**TEXT SEGMENT:**

Philosophy? I think I can make it make sense.

Navigating difficult circumstances? I can manage.

But when I walked onto Wichita State University's campus on a humid Monday morning, I was internally petrified when a passionate pro-choice advocate, "Rachel," asked about a real sexual assault case involving a 7-year-old girl in Alabama. When I asked her if the rapist was punished for his crime, she somberly responded, “He ended up getting rights over the little girl's baby.” I was left speechless. How could I possibly answer in a way that would do justice to the young girl’s situation and defend the dignity of the unborn child at the same time?

Looking back, I now realize that my struggle to respond was a crucial part of the conversation. When a pro-choice advocate brings up the case of sexual assault as a justification for abortion, she is often not concerned with whether or not the unborn are human beings. She wants to know if the pro-life advocate is human. She is wondering, “What about the woman? What about me? Can’t you see that my pain matters? Don’t you think that my life is valuable, too?”

Eventually, I said something like, “I can’t even imagine what it’s like to be that little girl. I think it’s absolutely sickening that her rapist can walk out of that situation with more rights than her. I don’t care which side of the abortion debate you stand on—I think we can both agree that this crime should have never happened in the first place.”

Rachel listened intently, and her eyes filled with concern. “Yeah, I agree. And I think it’s cases like this one that demonstrate why we need access to legal abortion.”

I paused for a moment to re-center my thoughts. “Rachel, what do you think about abortion in general? Do you think it should be legal throughout all nine months of pregnancy?”

“I don’t think anyone likes abortion,” she replied. “No one wakes up in the morning and thinks to herself, ‘Woohoo! Today is the day I’m finally getting an abortion!’ But I don’t think we have the right to tell another person what she can or cannot choose to do, even if she’s late into her pregnancy.”

“Oh, I’m right there with you—I think most women who get abortions put a lot of thought into their decision, and it certainly wasn’t an easy decision for them to make.” I continued, “Putting abortion to the side for a moment, in general, do you think that there are ever circumstances in which we actually should intervene and tell someone what they can or cannot choose to do?”

“I mean, I think in most cases, no. But I don’t think people should be able to choose to harm someone unless they are defending themselves” she replied.

“I absolutely agree. I also want to point out that you seem very concerned about the rights and protection of women, and I really appreciate that. I don’t think it helps anyone when we deny that, even in the U.S., women are currently being violated through human trafficking, sexual abuse, and domestic violence. And as women, I believe we should have the ability to make choices to keep ourselves safe. No one should have the right to choose to harm women.”

**INPUT:**
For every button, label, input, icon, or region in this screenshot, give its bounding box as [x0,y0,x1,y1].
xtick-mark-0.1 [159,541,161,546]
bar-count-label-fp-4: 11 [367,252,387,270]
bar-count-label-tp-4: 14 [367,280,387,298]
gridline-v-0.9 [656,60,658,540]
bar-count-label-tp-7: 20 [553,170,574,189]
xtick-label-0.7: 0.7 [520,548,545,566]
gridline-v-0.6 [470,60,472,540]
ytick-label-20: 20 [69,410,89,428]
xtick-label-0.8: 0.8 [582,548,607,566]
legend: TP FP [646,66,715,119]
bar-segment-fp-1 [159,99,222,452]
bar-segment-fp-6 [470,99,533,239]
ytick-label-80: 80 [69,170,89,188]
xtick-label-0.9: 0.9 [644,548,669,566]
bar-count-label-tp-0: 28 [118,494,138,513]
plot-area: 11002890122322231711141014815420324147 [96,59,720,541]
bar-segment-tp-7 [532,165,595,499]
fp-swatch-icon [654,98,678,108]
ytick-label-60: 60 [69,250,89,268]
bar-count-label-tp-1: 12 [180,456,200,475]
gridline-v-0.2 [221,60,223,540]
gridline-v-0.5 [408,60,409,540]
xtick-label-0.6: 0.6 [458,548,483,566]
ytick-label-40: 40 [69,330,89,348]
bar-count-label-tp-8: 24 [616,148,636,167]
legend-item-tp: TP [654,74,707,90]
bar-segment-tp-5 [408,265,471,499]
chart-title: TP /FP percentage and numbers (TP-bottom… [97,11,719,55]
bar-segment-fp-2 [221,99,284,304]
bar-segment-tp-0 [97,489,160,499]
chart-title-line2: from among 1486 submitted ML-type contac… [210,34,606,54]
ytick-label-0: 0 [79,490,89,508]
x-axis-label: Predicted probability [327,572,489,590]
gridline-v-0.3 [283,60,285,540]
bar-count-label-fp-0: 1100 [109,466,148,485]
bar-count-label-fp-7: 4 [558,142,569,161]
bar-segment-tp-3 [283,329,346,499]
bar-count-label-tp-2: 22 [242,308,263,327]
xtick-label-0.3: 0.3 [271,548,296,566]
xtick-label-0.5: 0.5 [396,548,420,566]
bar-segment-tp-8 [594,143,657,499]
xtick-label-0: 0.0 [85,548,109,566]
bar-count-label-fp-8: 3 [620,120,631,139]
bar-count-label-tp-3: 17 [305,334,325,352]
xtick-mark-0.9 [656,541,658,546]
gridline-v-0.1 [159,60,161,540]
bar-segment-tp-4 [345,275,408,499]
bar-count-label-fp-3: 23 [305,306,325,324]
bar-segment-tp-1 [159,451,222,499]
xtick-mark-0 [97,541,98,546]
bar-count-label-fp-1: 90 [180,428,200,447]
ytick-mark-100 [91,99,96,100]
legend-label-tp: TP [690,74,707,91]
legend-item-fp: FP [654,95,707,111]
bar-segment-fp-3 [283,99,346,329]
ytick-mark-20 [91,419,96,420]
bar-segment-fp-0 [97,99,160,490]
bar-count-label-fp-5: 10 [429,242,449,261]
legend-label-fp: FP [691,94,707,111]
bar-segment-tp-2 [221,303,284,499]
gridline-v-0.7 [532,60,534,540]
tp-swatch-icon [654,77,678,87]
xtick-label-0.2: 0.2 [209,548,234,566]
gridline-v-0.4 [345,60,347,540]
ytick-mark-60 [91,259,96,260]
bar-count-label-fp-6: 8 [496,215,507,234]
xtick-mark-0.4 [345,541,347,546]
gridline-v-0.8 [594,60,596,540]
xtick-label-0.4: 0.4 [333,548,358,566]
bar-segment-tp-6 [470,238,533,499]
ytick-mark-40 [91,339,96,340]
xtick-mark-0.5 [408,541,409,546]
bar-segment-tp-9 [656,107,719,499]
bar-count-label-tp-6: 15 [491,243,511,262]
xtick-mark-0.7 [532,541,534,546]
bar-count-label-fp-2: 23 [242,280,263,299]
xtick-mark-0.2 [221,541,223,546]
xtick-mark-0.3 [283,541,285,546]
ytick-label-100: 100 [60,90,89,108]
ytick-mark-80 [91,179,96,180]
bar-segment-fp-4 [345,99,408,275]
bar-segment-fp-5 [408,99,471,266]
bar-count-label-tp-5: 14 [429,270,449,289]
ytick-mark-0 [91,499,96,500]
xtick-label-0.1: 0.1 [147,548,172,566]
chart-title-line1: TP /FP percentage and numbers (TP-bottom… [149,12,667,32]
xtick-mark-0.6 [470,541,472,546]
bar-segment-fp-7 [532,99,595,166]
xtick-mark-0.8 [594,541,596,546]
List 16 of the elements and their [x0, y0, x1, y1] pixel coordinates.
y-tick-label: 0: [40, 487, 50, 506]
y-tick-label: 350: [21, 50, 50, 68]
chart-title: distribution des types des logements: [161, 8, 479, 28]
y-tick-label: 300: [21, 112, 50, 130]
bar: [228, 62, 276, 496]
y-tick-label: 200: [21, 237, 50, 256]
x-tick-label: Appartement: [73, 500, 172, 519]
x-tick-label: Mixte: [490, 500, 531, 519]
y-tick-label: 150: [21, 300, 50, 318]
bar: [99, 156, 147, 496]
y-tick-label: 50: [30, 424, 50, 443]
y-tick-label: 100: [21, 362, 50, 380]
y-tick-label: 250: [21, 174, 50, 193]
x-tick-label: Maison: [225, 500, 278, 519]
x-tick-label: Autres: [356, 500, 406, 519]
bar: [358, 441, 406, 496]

**STATED EXERCISE 1:** In the campus conversation text, on what kind of morning did the writer walk onto Wichita State University's campus?
**STATED EXERCISE 2:** Please convert everything in the entries from their start down to the line containing "bar-segment-tp-0 [97,489,160,499]", with both ends included, into a numbered list, leaving out blank lines.
The text and the entries are unrelated material.

**TASK OUTPUT 1:** A humid Monday morning.

**TASK OUTPUT 2:**
1. For every button, label, input, icon, or region in this screenshot, give its bounding box as [x0,y0,x1,y1].
2. xtick-mark-0.1 [159,541,161,546]
3. bar-count-label-fp-4: 11 [367,252,387,270]
4. bar-count-label-tp-4: 14 [367,280,387,298]
5. gridline-v-0.9 [656,60,658,540]
6. bar-count-label-tp-7: 20 [553,170,574,189]
7. xtick-label-0.7: 0.7 [520,548,545,566]
8. gridline-v-0.6 [470,60,472,540]
9. ytick-label-20: 20 [69,410,89,428]
10. xtick-label-0.8: 0.8 [582,548,607,566]
11. legend: TP FP [646,66,715,119]
12. bar-segment-fp-1 [159,99,222,452]
13. bar-segment-fp-6 [470,99,533,239]
14. ytick-label-80: 80 [69,170,89,188]
15. xtick-label-0.9: 0.9 [644,548,669,566]
16. bar-count-label-tp-0: 28 [118,494,138,513]
17. plot-area: 11002890122322231711141014815420324147 [96,59,720,541]
18. bar-segment-tp-7 [532,165,595,499]
19. fp-swatch-icon [654,98,678,108]
20. ytick-label-60: 60 [69,250,89,268]
21. bar-count-label-tp-1: 12 [180,456,200,475]
22. gridline-v-0.2 [221,60,223,540]
23. gridline-v-0.5 [408,60,409,540]
24. xtick-label-0.6: 0.6 [458,548,483,566]
25. ytick-label-40: 40 [69,330,89,348]
26. bar-count-label-tp-8: 24 [616,148,636,167]
27. legend-item-tp: TP [654,74,707,90]
28. bar-segment-tp-5 [408,265,471,499]
29. chart-title: TP /FP percentage and numbers (TP-bottom… [97,11,719,55]
30. bar-segment-fp-2 [221,99,284,304]
31. bar-segment-tp-0 [97,489,160,499]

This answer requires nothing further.